### Document extract:
◇ ◇ ◇

# Glad I'm not his brother's keeper



## Bama4us (Oct 24, 2009)

Saturday, I took Bear out for some socializing. We went to the park, Petco and then Petsmart. He barked (back) at the dogs in cages for adoption, but only twice. We went to another aisle and he calmed down. No more problems. As we were exiting Petsmart, I noticed his twin at the corner of the building. That dog was barking and really giving his handler a hard time. She had him pinned against the brick trying to calm him down. I continued to walk and look until I got to the parking island, and then commented to the girl, that her dog looked like his twin. As I was talking across the traffic to her, Bear sat down beside me. She said he'd be 6 months on the 27th. I thought no way! So will Bear! I asked her if she got him from (breeders name) and she said yes. I was so shocked, it WAS Bear's brother. While I was talking, I looked down at Bear and he had laid down, no barks, no trouble at all, but his brother was still barking at cars and people walking, like a crazed dog. I couldn't help but laugh and think, 'I'm glad I'm not his brother's keeper!" I was so proud of Bear!


----------



## JerzeyGSD (Jun 26, 2008)

Wow, thats nature vs. nurture right there...


----------



## SunCzarina (Nov 24, 2000)

Yep, pinning the dog to the wall to calm him down? Wonder what they do in private.


----------



## Bama4us (Oct 24, 2009)

I told her to join us here, she could learn so much, I sure have!


----------



## Kaity (Nov 18, 2009)

I used to work at a daycare and they used to pin the great danes against the wall to calm them down because other than shock collars, it was the only way to get them to calm themselves (or catch them!)


----------



## elisabeth_00117 (May 17, 2009)

Wow.. his brother! No way!

That is so cool, and good boy Bear for showing your brother how a GSD with a committed momma acts! Go big boy!


----------



## Bama4us (Oct 24, 2009)

Yeah, He does great with my wife too. I tell her, in my best Ceasar impersonation, "U ah Pack Leada!" Hehe! But she wasn't with us that day. Note to myself - it might be time to add my name (Kevin) to my signature.


----------

◇ ◇ ◇

### Tasks:
- A) List the distinct usernames of everyone who posted in the forum thread about Bear's brother, each name given once.
- B) Reproduce verbatim the passage of the forum thread about Bear's brother that runs from "I told her to" up to and including "(or catch them!)".

### Recorded data:
◇ ◇ ◇

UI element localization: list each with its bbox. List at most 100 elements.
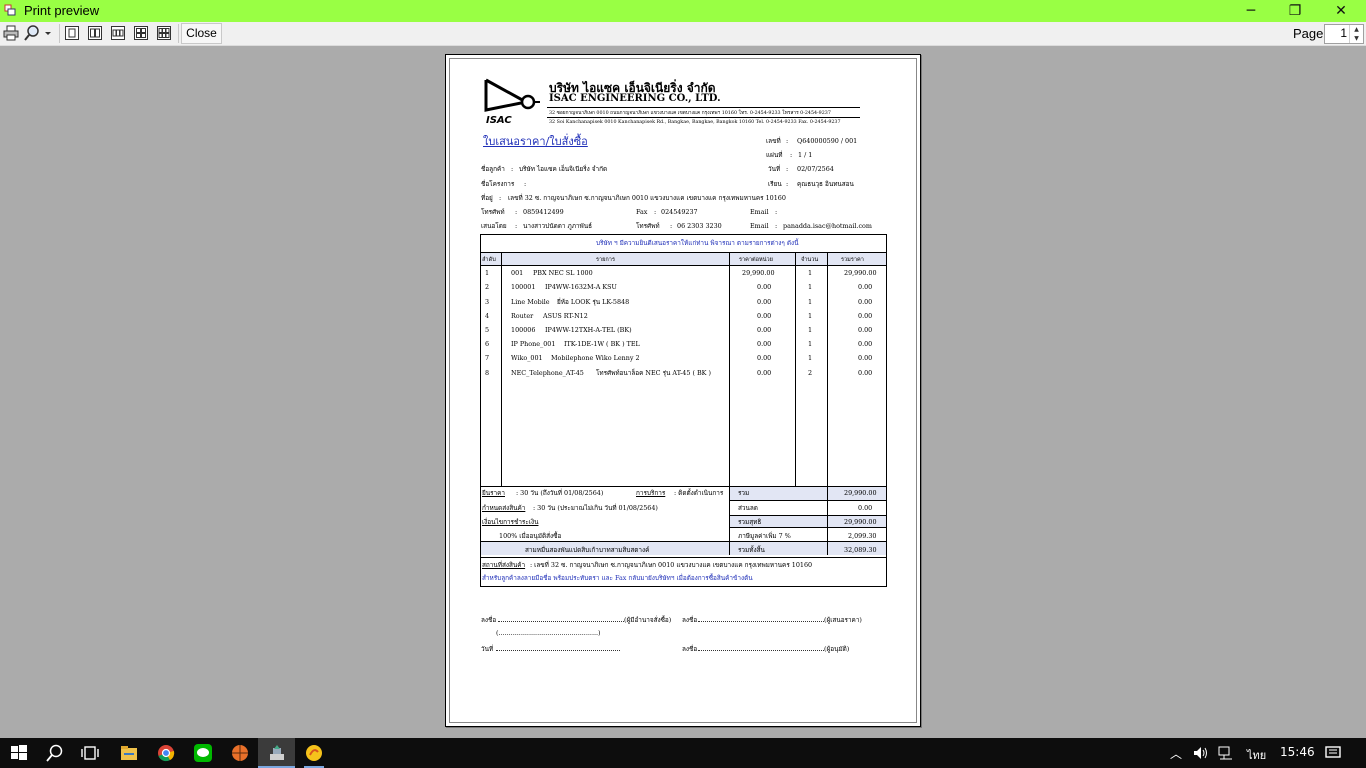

◇ ◇ ◇

### Exercise answers:
- A) Bama4us, JerzeyGSD, SunCzarina, Kaity, elisabeth_00117

- B)
I told her to join us here, she could learn so much, I sure have!


----------



## Kaity (Nov 18, 2009)

I used to work at a daycare and they used to pin the great danes against the wall to calm them down because other than shock collars, it was the only way to get them to calm themselves (or catch them!)